■ **To be done**
Retype the material below line for line, without changing anything, and leave the picture out of your answer.

■ **Stored rows**
----
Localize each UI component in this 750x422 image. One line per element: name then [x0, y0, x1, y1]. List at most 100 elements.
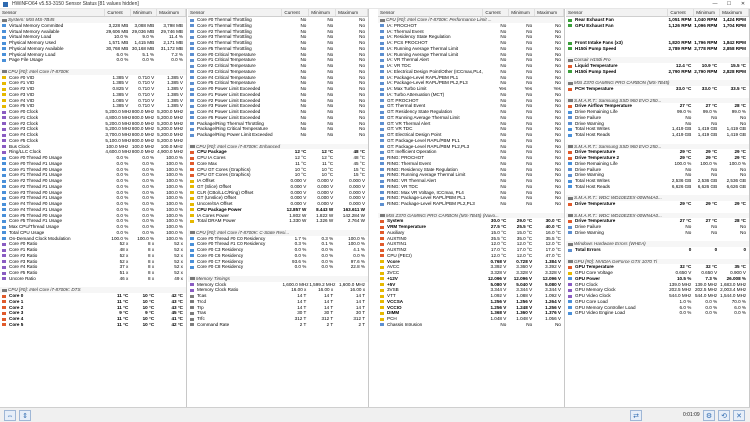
column-header-minimum[interactable]: Minimum	[694, 9, 721, 16]
sensor-row[interactable]: GPU Video Engine Load 0.0 % 0.0 % 0.0 %	[566, 310, 749, 316]
sensor-name: Total Host Reads	[566, 184, 668, 190]
minimum-value: 33.0 °C	[701, 86, 718, 91]
minimum-value: 2,790 RPM	[694, 68, 718, 74]
sensor-row[interactable]: Core 5 11 °C 10 °C 42 °C	[0, 322, 186, 328]
minimum-value: 0.0 %	[705, 310, 718, 316]
sensor-row[interactable]: Total DRAM Power 1.330 W 1.326 W 2.764 W	[188, 218, 368, 224]
minimum-value: 8 x	[148, 275, 155, 281]
sensor-name: H150i Pump Speed	[566, 46, 668, 52]
column-header-maximum[interactable]: Maximum	[720, 9, 749, 16]
column-header-current[interactable]: Current	[282, 9, 310, 16]
column-header[interactable]: Sensor Current Minimum Maximum	[188, 9, 368, 17]
maximum-value: 2 T	[358, 321, 366, 327]
sensor-row[interactable]: Package/Ring Power Limit Exceeded No No No	[188, 132, 368, 138]
close-sensors-icon[interactable]: ✕	[733, 410, 745, 421]
status-bar: ⇔ ⇕ ⇄ 0:01:09 ⚙ ⟲ ✕	[0, 407, 750, 422]
maximum-value: 0.0 %	[734, 310, 746, 316]
column-header-sensor[interactable]: Sensor	[566, 9, 669, 16]
minimum-value: 1,419 GB	[697, 132, 718, 137]
current-value: No	[685, 229, 692, 235]
current-value: 1.330 W	[289, 218, 307, 224]
sensor-panel-3[interactable]: Sensor Current Minimum Maximum CPU [#0]: Int…	[378, 9, 565, 407]
column-header-sensor[interactable]: Sensor	[378, 9, 484, 16]
minimum-value: No	[711, 229, 718, 235]
reset-icon[interactable]: ⟲	[718, 410, 730, 421]
hwinfo-app-icon	[3, 2, 8, 7]
maximum-value: No	[359, 132, 366, 137]
current-value: 33.0 °C	[675, 86, 692, 91]
column-header-current[interactable]: Current	[668, 9, 695, 16]
maximum-value: 33.5 °C	[730, 86, 746, 91]
sensor-row[interactable]: PCH Temperature 33.0 °C 33.0 °C 33.5 °C	[566, 86, 749, 92]
column-header-current[interactable]: Current	[483, 9, 510, 16]
sensor-name: GPU Video Engine Load	[566, 310, 668, 316]
collapse-icon[interactable]: ⇕	[19, 410, 31, 421]
maximum-value: 6,626 GB	[726, 183, 746, 189]
sensor-row[interactable]: H150i Pump Speed 2,789 RPM 2,778 RPM 2,858 …	[566, 46, 749, 52]
sensor-panel-2[interactable]: Sensor Current Minimum Maximum Core #0 Therm…	[188, 9, 369, 407]
current-value: 1,126 RPM	[668, 22, 692, 28]
close-button[interactable]: ✕	[736, 0, 750, 9]
sensor-row[interactable]: Core #0 C8 Residency 0.0 % 0.0 % 22.8 %	[188, 264, 368, 270]
minimum-value: 2 T	[326, 321, 334, 327]
column-header-sensor[interactable]: Sensor	[0, 9, 106, 16]
current-value: 2 T	[299, 321, 307, 327]
column-header-sensor[interactable]: Sensor	[188, 9, 283, 16]
sensor-row[interactable]: Page File Usage 0.0 % 0.0 % 0.0 %	[0, 57, 186, 63]
maximum-value: No	[555, 321, 561, 327]
sensor-panel-1[interactable]: Sensor Current Minimum Maximum System: MSI M…	[0, 9, 187, 407]
sensor-row[interactable]: RING: Package-Level RAPL/PBM PL2,PL3 No No…	[378, 201, 564, 207]
sensor-name: Core 5	[0, 322, 105, 328]
sensor-name: Uncore Ratio	[0, 276, 105, 282]
sensor-name: Total Host Reads	[566, 132, 668, 138]
minimum-value: 0.0 %	[321, 264, 334, 270]
sensor-row[interactable]: Total Errors 0 0 0	[566, 247, 749, 253]
current-value: 29 °C	[679, 201, 692, 206]
sensor-row[interactable]: Uncore Ratio 46 x 8 x 49 x	[0, 276, 186, 282]
window-titlebar: HWiNFO64 v5.53-3150 Sensor Status [81 va…	[0, 0, 750, 9]
minimum-value: 0.0 %	[142, 57, 155, 63]
sensor-row[interactable]: Drive Temperature 29 °C 29 °C 29 °C	[566, 201, 749, 207]
minimum-value: 0	[714, 247, 718, 252]
sensor-row[interactable]: Total Host Reads 1,419 GB 1,419 GB 1,419 GB	[566, 132, 749, 138]
sensor-name: GPU Exhaust Fan	[566, 23, 668, 29]
minimum-value: No	[327, 132, 334, 137]
column-header-minimum[interactable]: Minimum	[309, 9, 337, 16]
sensor-row[interactable]: GPU Exhaust Fan 1,126 RPM 1,096 RPM 1,704 R…	[566, 23, 749, 29]
maximum-value: 1,419 GB	[726, 132, 746, 137]
column-header-maximum[interactable]: Maximum	[157, 9, 186, 16]
current-value: 11 °C	[116, 321, 129, 327]
sensor-name: Total DRAM Power	[188, 218, 282, 224]
column-header[interactable]: Sensor Current Minimum Maximum	[566, 9, 749, 17]
column-header-minimum[interactable]: Minimum	[131, 9, 158, 16]
sensor-panel-4[interactable]: Sensor Current Minimum Maximum Rear Exhaust …	[566, 9, 750, 407]
maximize-button[interactable]: ☐	[722, 0, 736, 9]
maximum-value: No	[555, 201, 561, 206]
column-header-current[interactable]: Current	[105, 9, 132, 16]
column-header[interactable]: Sensor Current Minimum Maximum	[0, 9, 186, 17]
minimum-value: No	[526, 201, 533, 206]
current-value: 1,419 GB	[671, 132, 692, 137]
column-header[interactable]: Sensor Current Minimum Maximum	[378, 9, 564, 17]
current-value: 6,626 GB	[671, 183, 692, 189]
minimum-value: 1,096 RPM	[694, 22, 718, 28]
window-title: HWiNFO64 v5.53-3150 Sensor Status [81 va…	[12, 1, 139, 7]
maximum-value: 2,858 RPM	[723, 45, 746, 51]
minimize-button[interactable]: —	[708, 0, 722, 9]
sensor-row[interactable]: Total Host Reads 6,626 GB 6,626 GB 6,626 GB	[566, 184, 749, 190]
sensor-name: Page File Usage	[0, 57, 105, 63]
expand-icon[interactable]: ⇔	[4, 410, 16, 421]
column-header-maximum[interactable]: Maximum	[336, 9, 368, 16]
sensor-row[interactable]: Command Rate 2 T 2 T 2 T	[188, 322, 368, 328]
sensor-row[interactable]: Chassis Intrusion No No No	[378, 322, 564, 328]
sensor-name: Chassis Intrusion	[378, 322, 483, 328]
current-value: 2,789 RPM	[668, 45, 692, 51]
minimum-value: No	[526, 321, 533, 327]
sensor-row[interactable]: Drive Warning No No No	[566, 230, 749, 236]
column-header-minimum[interactable]: Minimum	[509, 9, 536, 16]
maximum-value: 0	[743, 247, 746, 252]
sensor-row[interactable]: H150i Pump Speed 2,790 RPM 2,790 RPM 2,828 …	[566, 69, 749, 75]
network-icon[interactable]: ⇄	[630, 410, 642, 421]
settings-icon[interactable]: ⚙	[703, 410, 715, 421]
column-header-maximum[interactable]: Maximum	[535, 9, 564, 16]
----
■ **Output of the exercise**
Localize each UI component in this 750x422 image. One line per element: name then [x0, y0, x1, y1]. List at most 100 elements.
column-header-minimum[interactable]: Minimum	[694, 9, 721, 16]
sensor-row[interactable]: GPU Video Engine Load 0.0 % 0.0 % 0.0 %	[566, 310, 749, 316]
sensor-name: Total Host Reads	[566, 184, 668, 190]
minimum-value: 33.0 °C	[701, 86, 718, 91]
minimum-value: 2,790 RPM	[694, 68, 718, 74]
sensor-row[interactable]: Core 5 11 °C 10 °C 42 °C	[0, 322, 186, 328]
minimum-value: 0.0 %	[705, 310, 718, 316]
sensor-row[interactable]: Total DRAM Power 1.330 W 1.326 W 2.764 W	[188, 218, 368, 224]
minimum-value: 8 x	[148, 275, 155, 281]
sensor-name: H150i Pump Speed	[566, 46, 668, 52]
column-header-maximum[interactable]: Maximum	[720, 9, 749, 16]
column-header-current[interactable]: Current	[282, 9, 310, 16]
column-header[interactable]: Sensor Current Minimum Maximum	[188, 9, 368, 17]
maximum-value: 2 T	[358, 321, 366, 327]
sensor-row[interactable]: Package/Ring Power Limit Exceeded No No No	[188, 132, 368, 138]
close-sensors-icon[interactable]: ✕	[733, 410, 745, 421]
status-bar: ⇔ ⇕ ⇄ 0:01:09 ⚙ ⟲ ✕	[0, 407, 750, 422]
maximum-value: 0.0 %	[734, 310, 746, 316]
column-header-sensor[interactable]: Sensor	[566, 9, 669, 16]
minimum-value: 1,419 GB	[697, 132, 718, 137]
current-value: No	[685, 229, 692, 235]
current-value: 1.330 W	[289, 218, 307, 224]
sensor-panel-3[interactable]: Sensor Current Minimum Maximum CPU [#0]: Int…	[378, 9, 565, 407]
column-header-sensor[interactable]: Sensor	[378, 9, 484, 16]
minimum-value: No	[711, 229, 718, 235]
reset-icon[interactable]: ⟲	[718, 410, 730, 421]
hwinfo-app-icon	[3, 2, 8, 7]
maximum-value: No	[359, 132, 366, 137]
current-value: 33.0 °C	[675, 86, 692, 91]
column-header-current[interactable]: Current	[668, 9, 695, 16]
maximum-value: 33.5 °C	[730, 86, 746, 91]
sensor-row[interactable]: PCH Temperature 33.0 °C 33.0 °C 33.5 °C	[566, 86, 749, 92]
column-header-current[interactable]: Current	[483, 9, 510, 16]
sensor-name: GPU Video Engine Load	[566, 310, 668, 316]
collapse-icon[interactable]: ⇕	[19, 410, 31, 421]
maximum-value: 6,626 GB	[726, 183, 746, 189]
sensor-row[interactable]: H150i Pump Speed 2,789 RPM 2,778 RPM 2,858 …	[566, 46, 749, 52]
sensor-panel-2[interactable]: Sensor Current Minimum Maximum Core #0 Therm…	[188, 9, 369, 407]
current-value: 1,126 RPM	[668, 22, 692, 28]
close-button[interactable]: ✕	[736, 0, 750, 9]
sensor-row[interactable]: Core #0 C8 Residency 0.0 % 0.0 % 22.8 %	[188, 264, 368, 270]
minimum-value: 2 T	[326, 321, 334, 327]
column-header-sensor[interactable]: Sensor	[0, 9, 106, 16]
current-value: 2 T	[299, 321, 307, 327]
column-header-sensor[interactable]: Sensor	[188, 9, 283, 16]
sensor-row[interactable]: Page File Usage 0.0 % 0.0 % 0.0 %	[0, 57, 186, 63]
maximum-value: No	[555, 321, 561, 327]
sensor-panel-1[interactable]: Sensor Current Minimum Maximum System: MSI M…	[0, 9, 187, 407]
sensor-row[interactable]: RING: Package-Level RAPL/PBM PL2,PL3 No No…	[378, 201, 564, 207]
sensor-name: Core 5	[0, 322, 105, 328]
sensor-name: Uncore Ratio	[0, 276, 105, 282]
sensor-name: Total Host Reads	[566, 132, 668, 138]
minimum-value: 0.0 %	[321, 264, 334, 270]
sensor-row[interactable]: Total Errors 0 0 0	[566, 247, 749, 253]
current-value: 29 °C	[679, 201, 692, 206]
sensor-row[interactable]: Uncore Ratio 46 x 8 x 49 x	[0, 276, 186, 282]
window-titlebar: HWiNFO64 v5.53-3150 Sensor Status [81 va…	[0, 0, 750, 9]
minimum-value: 0.0 %	[142, 57, 155, 63]
sensor-row[interactable]: Drive Temperature 29 °C 29 °C 29 °C	[566, 201, 749, 207]
minimum-value: 0	[714, 247, 718, 252]
sensor-row[interactable]: Total Host Reads 1,419 GB 1,419 GB 1,419 GB	[566, 132, 749, 138]
sensor-name: GPU Exhaust Fan	[566, 23, 668, 29]
minimum-value: No	[327, 132, 334, 137]
column-header-minimum[interactable]: Minimum	[309, 9, 337, 16]
sensor-row[interactable]: GPU Exhaust Fan 1,126 RPM 1,096 RPM 1,704 R…	[566, 23, 749, 29]
maximum-value: 1,419 GB	[726, 132, 746, 137]
column-header-maximum[interactable]: Maximum	[157, 9, 186, 16]
current-value: 11 °C	[116, 321, 129, 327]
sensor-name: Total DRAM Power	[188, 218, 282, 224]
column-header[interactable]: Sensor Current Minimum Maximum	[566, 9, 749, 17]
column-header-minimum[interactable]: Minimum	[131, 9, 158, 16]
sensor-panel-4[interactable]: Sensor Current Minimum Maximum Rear Exhaust …	[566, 9, 750, 407]
maximize-button[interactable]: ☐	[722, 0, 736, 9]
maximum-value: No	[555, 201, 561, 206]
column-header-current[interactable]: Current	[105, 9, 132, 16]
column-header[interactable]: Sensor Current Minimum Maximum	[0, 9, 186, 17]
minimum-value: No	[526, 201, 533, 206]
current-value: 1,419 GB	[671, 132, 692, 137]
column-header[interactable]: Sensor Current Minimum Maximum	[378, 9, 564, 17]
current-value: 6,626 GB	[671, 183, 692, 189]
minimum-value: 1,096 RPM	[694, 22, 718, 28]
window-title: HWiNFO64 v5.53-3150 Sensor Status [81 va…	[12, 1, 139, 7]
maximum-value: 2,858 RPM	[723, 45, 746, 51]
minimize-button[interactable]: —	[708, 0, 722, 9]
sensor-row[interactable]: Total Host Reads 6,626 GB 6,626 GB 6,626 GB	[566, 184, 749, 190]
sensor-name: Page File Usage	[0, 57, 105, 63]
expand-icon[interactable]: ⇔	[4, 410, 16, 421]
column-header-maximum[interactable]: Maximum	[336, 9, 368, 16]
sensor-row[interactable]: Command Rate 2 T 2 T 2 T	[188, 322, 368, 328]
sensor-row[interactable]: Chassis Intrusion No No No	[378, 322, 564, 328]
sensor-name: Chassis Intrusion	[378, 322, 483, 328]
current-value: 2,789 RPM	[668, 45, 692, 51]
minimum-value: No	[526, 321, 533, 327]
sensor-row[interactable]: Drive Warning No No No	[566, 230, 749, 236]
column-header-minimum[interactable]: Minimum	[509, 9, 536, 16]
maximum-value: 0	[743, 247, 746, 252]
sensor-row[interactable]: H150i Pump Speed 2,790 RPM 2,790 RPM 2,828 …	[566, 69, 749, 75]
network-icon[interactable]: ⇄	[630, 410, 642, 421]
settings-icon[interactable]: ⚙	[703, 410, 715, 421]
column-header-maximum[interactable]: Maximum	[535, 9, 564, 16]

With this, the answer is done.